───── Data listing ─────

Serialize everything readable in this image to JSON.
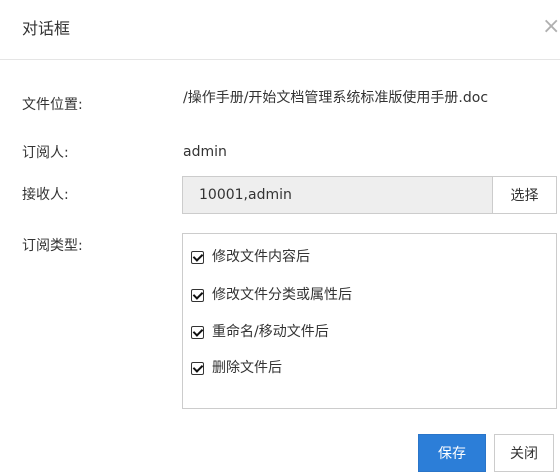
{
  "dialog": {
    "title": "对话框",
    "close_icon": "close-icon"
  },
  "form": {
    "file_location_label": "文件位置:",
    "file_location_value": "/操作手册/开始文档管理系统标准版使用手册.doc",
    "subscriber_label": "订阅人:",
    "subscriber_value": "admin",
    "recipients_label": "接收人:",
    "recipients_value": "10001,admin",
    "select_button": "选择",
    "subscription_type_label": "订阅类型:",
    "subscription_types": [
      {
        "label": "修改文件内容后",
        "checked": true
      },
      {
        "label": "修改文件分类或属性后",
        "checked": true
      },
      {
        "label": "重命名/移动文件后",
        "checked": true
      },
      {
        "label": "删除文件后",
        "checked": true
      }
    ]
  },
  "footer": {
    "save_label": "保存",
    "close_label": "关闭"
  },
  "colors": {
    "primary": "#2c7ed8",
    "input_readonly_bg": "#eeeeee"
  }
}
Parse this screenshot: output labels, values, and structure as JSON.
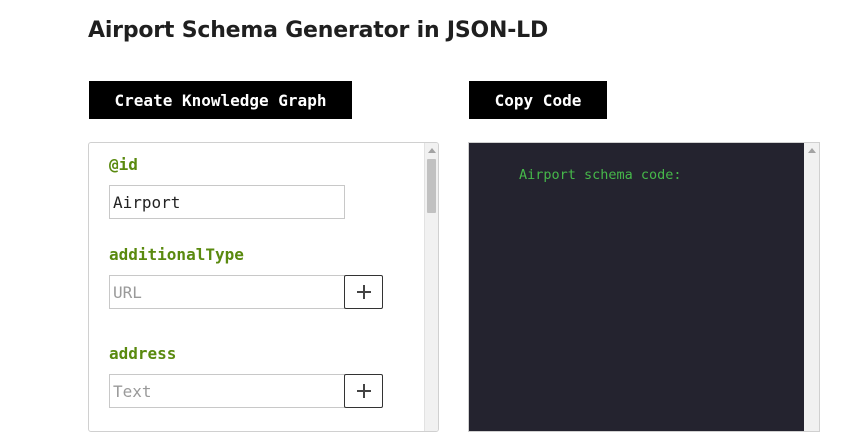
{
  "page": {
    "title": "Airport Schema Generator in JSON-LD"
  },
  "toolbar": {
    "create_label": "Create Knowledge Graph",
    "copy_label": "Copy Code"
  },
  "form": {
    "fields": [
      {
        "label": "@id",
        "value": "Airport",
        "placeholder": ""
      },
      {
        "label": "additionalType",
        "value": "",
        "placeholder": "URL"
      },
      {
        "label": "address",
        "value": "",
        "placeholder": "Text"
      }
    ]
  },
  "code": {
    "text": "Airport schema code:"
  },
  "icons": {
    "add": "plus-icon",
    "scroll_up": "chevron-up-icon"
  },
  "colors": {
    "label_green": "#5a8a0f",
    "code_background": "#24232f",
    "code_text": "#46b84a",
    "button_background": "#000000"
  }
}
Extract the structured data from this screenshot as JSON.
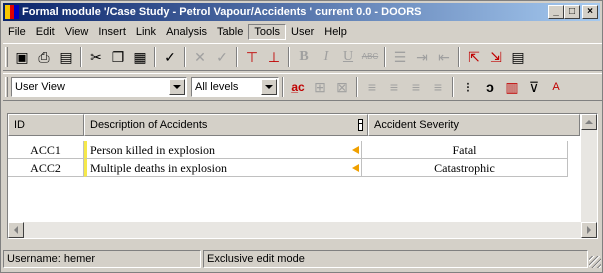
{
  "window": {
    "title": "Formal module '/Case Study - Petrol Vapour/Accidents ' current 0.0 - DOORS",
    "minimize_label": "_",
    "maximize_label": "□",
    "close_label": "×"
  },
  "menu": {
    "items": [
      "File",
      "Edit",
      "View",
      "Insert",
      "Link",
      "Analysis",
      "Table",
      "Tools",
      "User",
      "Help"
    ],
    "active": "Tools"
  },
  "toolbar1": {
    "icons": [
      "save-icon",
      "print-icon",
      "properties-icon",
      "cut-icon",
      "copy-icon",
      "paste-icon",
      "spellcheck-icon",
      "check-icon",
      "delete-icon",
      "accept-icon",
      "insert-above-icon",
      "insert-below-icon",
      "bold-icon",
      "italic-icon",
      "underline-icon",
      "strikethrough-icon",
      "bullet-list-icon",
      "indent-icon",
      "outdent-icon",
      "link-start-icon",
      "link-end-icon",
      "more-icon"
    ],
    "glyphs": {
      "save": "▣",
      "print": "⎙",
      "properties": "▤",
      "cut": "✂",
      "copy": "❐",
      "paste": "▦",
      "spellcheck": "✓",
      "check": "✔",
      "delete": "✕",
      "accept": "✓",
      "bold": "B",
      "italic": "I",
      "underline": "U",
      "strike": "ABC",
      "bullets": "☰",
      "indent": "⇥",
      "outdent": "⇤"
    }
  },
  "toolbar2": {
    "view_select": "User View",
    "level_select": "All levels",
    "glyphs": {
      "filter": "⊽",
      "links": "⇆",
      "align_left": "≡",
      "align_center": "≡",
      "align_right": "≡",
      "justify": "≡"
    }
  },
  "table": {
    "columns": [
      "ID",
      "Description of Accidents",
      "Accident Severity"
    ],
    "rows": [
      {
        "id": "ACC1",
        "description": "Person killed in explosion",
        "severity": "Fatal"
      },
      {
        "id": "ACC2",
        "description": "Multiple deaths in explosion",
        "severity": "Catastrophic"
      }
    ]
  },
  "status": {
    "username": "Username: hemer",
    "mode": "Exclusive edit mode"
  },
  "colors": {
    "title_start": "#0a246a",
    "title_end": "#a6caf0",
    "link_arrow": "#f0a000",
    "row_marker": "#f5e84a"
  }
}
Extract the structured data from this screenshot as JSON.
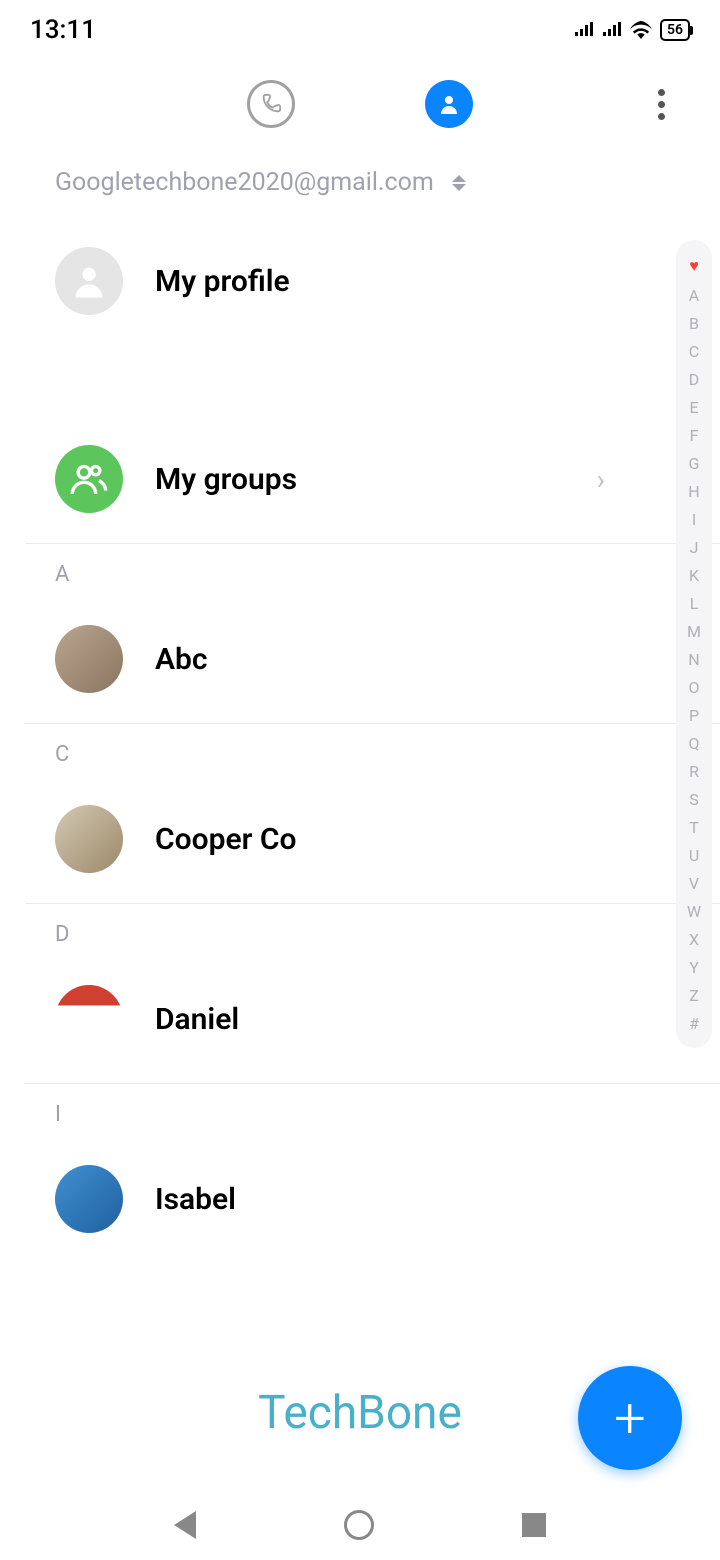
{
  "status": {
    "time": "13:11",
    "battery": "56"
  },
  "account": {
    "email": "Googletechbone2020@gmail.com"
  },
  "profile": {
    "label": "My profile"
  },
  "groups": {
    "label": "My groups"
  },
  "sections": [
    {
      "letter": "A",
      "contacts": [
        {
          "name": "Abc"
        }
      ]
    },
    {
      "letter": "C",
      "contacts": [
        {
          "name": "Cooper Co"
        }
      ]
    },
    {
      "letter": "D",
      "contacts": [
        {
          "name": "Daniel"
        }
      ]
    },
    {
      "letter": "I",
      "contacts": [
        {
          "name": "Isabel"
        }
      ]
    }
  ],
  "alphaIndex": [
    "A",
    "B",
    "C",
    "D",
    "E",
    "F",
    "G",
    "H",
    "I",
    "J",
    "K",
    "L",
    "M",
    "N",
    "O",
    "P",
    "Q",
    "R",
    "S",
    "T",
    "U",
    "V",
    "W",
    "X",
    "Y",
    "Z",
    "#"
  ],
  "watermark": "TechBone"
}
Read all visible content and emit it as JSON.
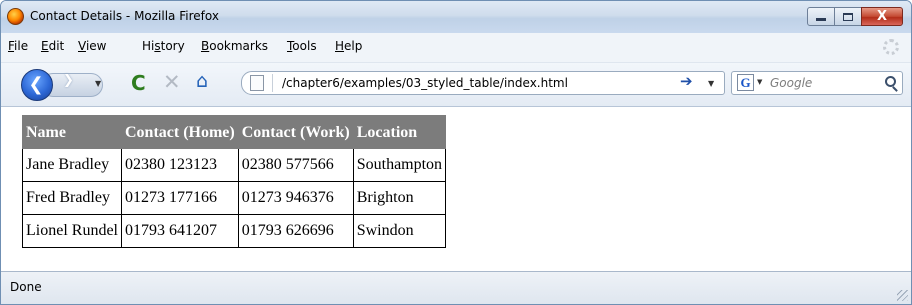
{
  "window": {
    "title": "Contact Details - Mozilla Firefox",
    "controls": {
      "minimize_icon": "minimize-icon",
      "maximize_icon": "maximize-icon",
      "close_glyph": "X"
    }
  },
  "menu": {
    "items": [
      {
        "accel": "F",
        "rest": "ile"
      },
      {
        "accel": "E",
        "rest": "dit"
      },
      {
        "accel": "V",
        "rest": "iew"
      },
      {
        "pre": "Hi",
        "accel": "s",
        "rest": "tory"
      },
      {
        "accel": "B",
        "rest": "ookmarks"
      },
      {
        "accel": "T",
        "rest": "ools"
      },
      {
        "accel": "H",
        "rest": "elp"
      }
    ]
  },
  "toolbar": {
    "back_glyph": "❮",
    "forward_glyph": "❯",
    "dropdown_glyph": "▼",
    "reload_glyph": "C",
    "stop_glyph": "✕",
    "home_glyph": "⌂",
    "url": "/chapter6/examples/03_styled_table/index.html",
    "go_glyph": "➔",
    "search_engine_glyph": "G",
    "search_placeholder": "Google"
  },
  "table": {
    "headers": [
      "Name",
      "Contact (Home)",
      "Contact (Work)",
      "Location"
    ],
    "rows": [
      [
        "Jane Bradley",
        "02380 123123",
        "02380 577566",
        "Southampton"
      ],
      [
        "Fred Bradley",
        "01273 177166",
        "01273 946376",
        "Brighton"
      ],
      [
        "Lionel Rundel",
        "01793 641207",
        "01793 626696",
        "Swindon"
      ]
    ],
    "header_bg": "#7c7c7c",
    "header_fg": "#ffffff"
  },
  "status": {
    "text": "Done"
  }
}
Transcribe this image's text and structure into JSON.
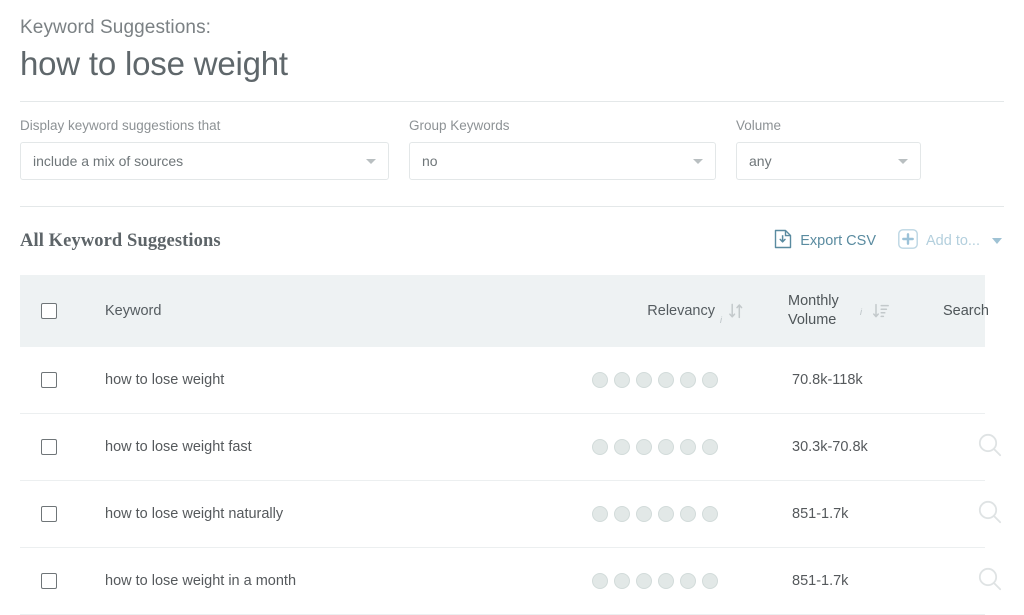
{
  "header": {
    "eyebrow": "Keyword Suggestions:",
    "title": "how to lose weight"
  },
  "filters": [
    {
      "label": "Display keyword suggestions that",
      "value": "include a mix of sources",
      "name": "sources-filter"
    },
    {
      "label": "Group Keywords",
      "value": "no",
      "name": "group-keywords-filter"
    },
    {
      "label": "Volume",
      "value": "any",
      "name": "volume-filter"
    }
  ],
  "section": {
    "title": "All Keyword Suggestions",
    "export_label": "Export CSV",
    "addto_label": "Add to...",
    "export_icon": "document-download-icon",
    "addto_icon": "plus-icon",
    "addto_caret_icon": "chevron-down-icon"
  },
  "table": {
    "columns": {
      "keyword": "Keyword",
      "relevancy": "Relevancy",
      "monthly_volume_line1": "Monthly",
      "monthly_volume_line2": "Volume",
      "search": "Search",
      "info_marker": "i"
    },
    "icons": {
      "relevancy_sort": "sort-ascending-descending-icon",
      "volume_sort": "sort-descending-icon",
      "row_search": "magnifier-icon",
      "checkbox": "checkbox-unchecked-icon"
    },
    "rows": [
      {
        "keyword": "how to lose weight",
        "relevancy_dots": 6,
        "volume": "70.8k-118k",
        "has_search": false
      },
      {
        "keyword": "how to lose weight fast",
        "relevancy_dots": 6,
        "volume": "30.3k-70.8k",
        "has_search": true
      },
      {
        "keyword": "how to lose weight naturally",
        "relevancy_dots": 6,
        "volume": "851-1.7k",
        "has_search": true
      },
      {
        "keyword": "how to lose weight in a month",
        "relevancy_dots": 6,
        "volume": "851-1.7k",
        "has_search": true
      }
    ]
  },
  "colors": {
    "accent_link": "#5a8ba0",
    "accent_disabled": "#b3cfdd",
    "header_band": "#eef2f3",
    "dot": "#e2e8e7"
  }
}
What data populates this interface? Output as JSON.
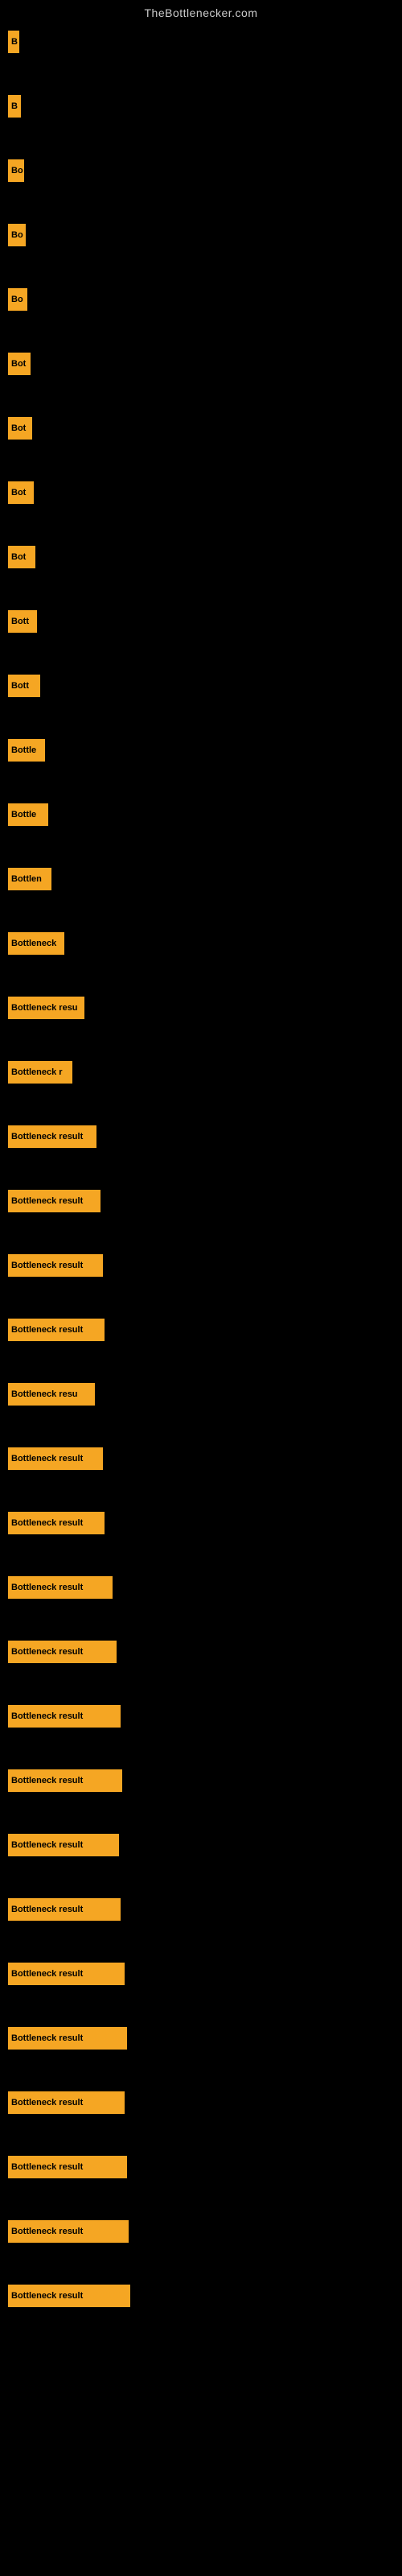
{
  "site_title": "TheBottlenecker.com",
  "bars": [
    {
      "label": "B",
      "width": 14
    },
    {
      "label": "B",
      "width": 16
    },
    {
      "label": "Bo",
      "width": 20
    },
    {
      "label": "Bo",
      "width": 22
    },
    {
      "label": "Bo",
      "width": 24
    },
    {
      "label": "Bot",
      "width": 28
    },
    {
      "label": "Bot",
      "width": 30
    },
    {
      "label": "Bot",
      "width": 32
    },
    {
      "label": "Bot",
      "width": 34
    },
    {
      "label": "Bott",
      "width": 36
    },
    {
      "label": "Bott",
      "width": 40
    },
    {
      "label": "Bottle",
      "width": 46
    },
    {
      "label": "Bottle",
      "width": 50
    },
    {
      "label": "Bottlen",
      "width": 54
    },
    {
      "label": "Bottleneck",
      "width": 70
    },
    {
      "label": "Bottleneck resu",
      "width": 95
    },
    {
      "label": "Bottleneck r",
      "width": 80
    },
    {
      "label": "Bottleneck result",
      "width": 110
    },
    {
      "label": "Bottleneck result",
      "width": 115
    },
    {
      "label": "Bottleneck result",
      "width": 118
    },
    {
      "label": "Bottleneck result",
      "width": 120
    },
    {
      "label": "Bottleneck resu",
      "width": 108
    },
    {
      "label": "Bottleneck result",
      "width": 118
    },
    {
      "label": "Bottleneck result",
      "width": 120
    },
    {
      "label": "Bottleneck result",
      "width": 130
    },
    {
      "label": "Bottleneck result",
      "width": 135
    },
    {
      "label": "Bottleneck result",
      "width": 140
    },
    {
      "label": "Bottleneck result",
      "width": 142
    },
    {
      "label": "Bottleneck result",
      "width": 138
    },
    {
      "label": "Bottleneck result",
      "width": 140
    },
    {
      "label": "Bottleneck result",
      "width": 145
    },
    {
      "label": "Bottleneck result",
      "width": 148
    },
    {
      "label": "Bottleneck result",
      "width": 145
    },
    {
      "label": "Bottleneck result",
      "width": 148
    },
    {
      "label": "Bottleneck result",
      "width": 150
    },
    {
      "label": "Bottleneck result",
      "width": 152
    }
  ]
}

─────

**Written request:** In the listing above, find each line with the word "descending" and copy it.

**Task response:**
      "relevancy_sort": "sort-ascending-descending-icon",
      "volume_sort": "sort-descending-icon",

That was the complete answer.